Task requirements: Give every line back verbatim, dropping all images.

[A run of records]
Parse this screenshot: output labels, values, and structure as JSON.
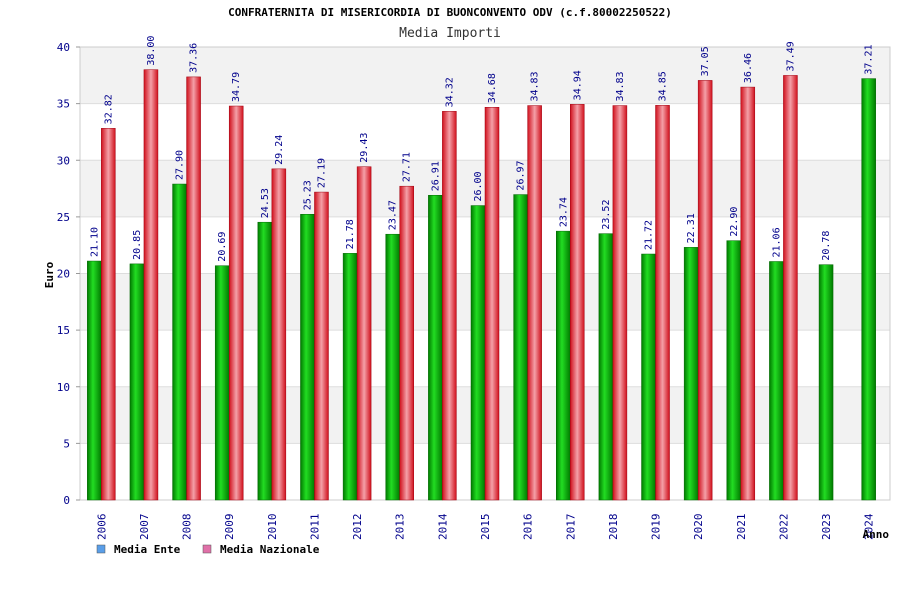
{
  "chart_data": {
    "type": "bar",
    "title": "CONFRATERNITA DI MISERICORDIA DI BUONCONVENTO ODV (c.f.80002250522)",
    "subtitle": "Media Importi",
    "xlabel": "Anno",
    "ylabel": "Euro",
    "ylim": [
      0,
      40
    ],
    "yticks": [
      0,
      5,
      10,
      15,
      20,
      25,
      30,
      35,
      40
    ],
    "grid": true,
    "legend_position": "bottom-left",
    "categories": [
      "2006",
      "2007",
      "2008",
      "2009",
      "2010",
      "2011",
      "2012",
      "2013",
      "2014",
      "2015",
      "2016",
      "2017",
      "2018",
      "2019",
      "2020",
      "2021",
      "2022",
      "2023",
      "2024"
    ],
    "series": [
      {
        "name": "Media Ente",
        "bar_color": "#00b000",
        "legend_color": "#5a9ee8",
        "values": [
          21.1,
          20.85,
          27.9,
          20.69,
          24.53,
          25.23,
          21.78,
          23.47,
          26.91,
          26.0,
          26.97,
          23.74,
          23.52,
          21.72,
          22.31,
          22.9,
          21.06,
          20.78,
          37.21
        ],
        "labels": [
          "21.10",
          "20.85",
          "27.90",
          "20.69",
          "24.53",
          "25.23",
          "21.78",
          "23.47",
          "26.91",
          "26.00",
          "26.97",
          "23.74",
          "23.52",
          "21.72",
          "22.31",
          "22.90",
          "21.06",
          "20.78",
          "37.21"
        ]
      },
      {
        "name": "Media Nazionale",
        "bar_color": "#e8202a",
        "legend_color": "#e070a8",
        "values": [
          32.82,
          38.0,
          37.36,
          34.79,
          29.24,
          27.19,
          29.43,
          27.71,
          34.32,
          34.68,
          34.83,
          34.94,
          34.83,
          34.85,
          37.05,
          36.46,
          37.49,
          null,
          null
        ],
        "labels": [
          "32.82",
          "38.00",
          "37.36",
          "34.79",
          "29.24",
          "27.19",
          "29.43",
          "27.71",
          "34.32",
          "34.68",
          "34.83",
          "34.94",
          "34.83",
          "34.85",
          "37.05",
          "36.46",
          "37.49",
          "",
          ""
        ]
      }
    ]
  }
}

Task response:
Parse this screenshot: output labels, values, and structure as JSON.
{
  "chart_data": {
    "type": "bar",
    "title": "CONFRATERNITA DI MISERICORDIA DI BUONCONVENTO ODV (c.f.80002250522)",
    "subtitle": "Media Importi",
    "xlabel": "Anno",
    "ylabel": "Euro",
    "ylim": [
      0,
      40
    ],
    "yticks": [
      0,
      5,
      10,
      15,
      20,
      25,
      30,
      35,
      40
    ],
    "grid": true,
    "legend_position": "bottom-left",
    "categories": [
      "2006",
      "2007",
      "2008",
      "2009",
      "2010",
      "2011",
      "2012",
      "2013",
      "2014",
      "2015",
      "2016",
      "2017",
      "2018",
      "2019",
      "2020",
      "2021",
      "2022",
      "2023",
      "2024"
    ],
    "series": [
      {
        "name": "Media Ente",
        "bar_color": "#00b000",
        "legend_color": "#5a9ee8",
        "values": [
          21.1,
          20.85,
          27.9,
          20.69,
          24.53,
          25.23,
          21.78,
          23.47,
          26.91,
          26.0,
          26.97,
          23.74,
          23.52,
          21.72,
          22.31,
          22.9,
          21.06,
          20.78,
          37.21
        ],
        "labels": [
          "21.10",
          "20.85",
          "27.90",
          "20.69",
          "24.53",
          "25.23",
          "21.78",
          "23.47",
          "26.91",
          "26.00",
          "26.97",
          "23.74",
          "23.52",
          "21.72",
          "22.31",
          "22.90",
          "21.06",
          "20.78",
          "37.21"
        ]
      },
      {
        "name": "Media Nazionale",
        "bar_color": "#e8202a",
        "legend_color": "#e070a8",
        "values": [
          32.82,
          38.0,
          37.36,
          34.79,
          29.24,
          27.19,
          29.43,
          27.71,
          34.32,
          34.68,
          34.83,
          34.94,
          34.83,
          34.85,
          37.05,
          36.46,
          37.49,
          null,
          null
        ],
        "labels": [
          "32.82",
          "38.00",
          "37.36",
          "34.79",
          "29.24",
          "27.19",
          "29.43",
          "27.71",
          "34.32",
          "34.68",
          "34.83",
          "34.94",
          "34.83",
          "34.85",
          "37.05",
          "36.46",
          "37.49",
          "",
          ""
        ]
      }
    ]
  }
}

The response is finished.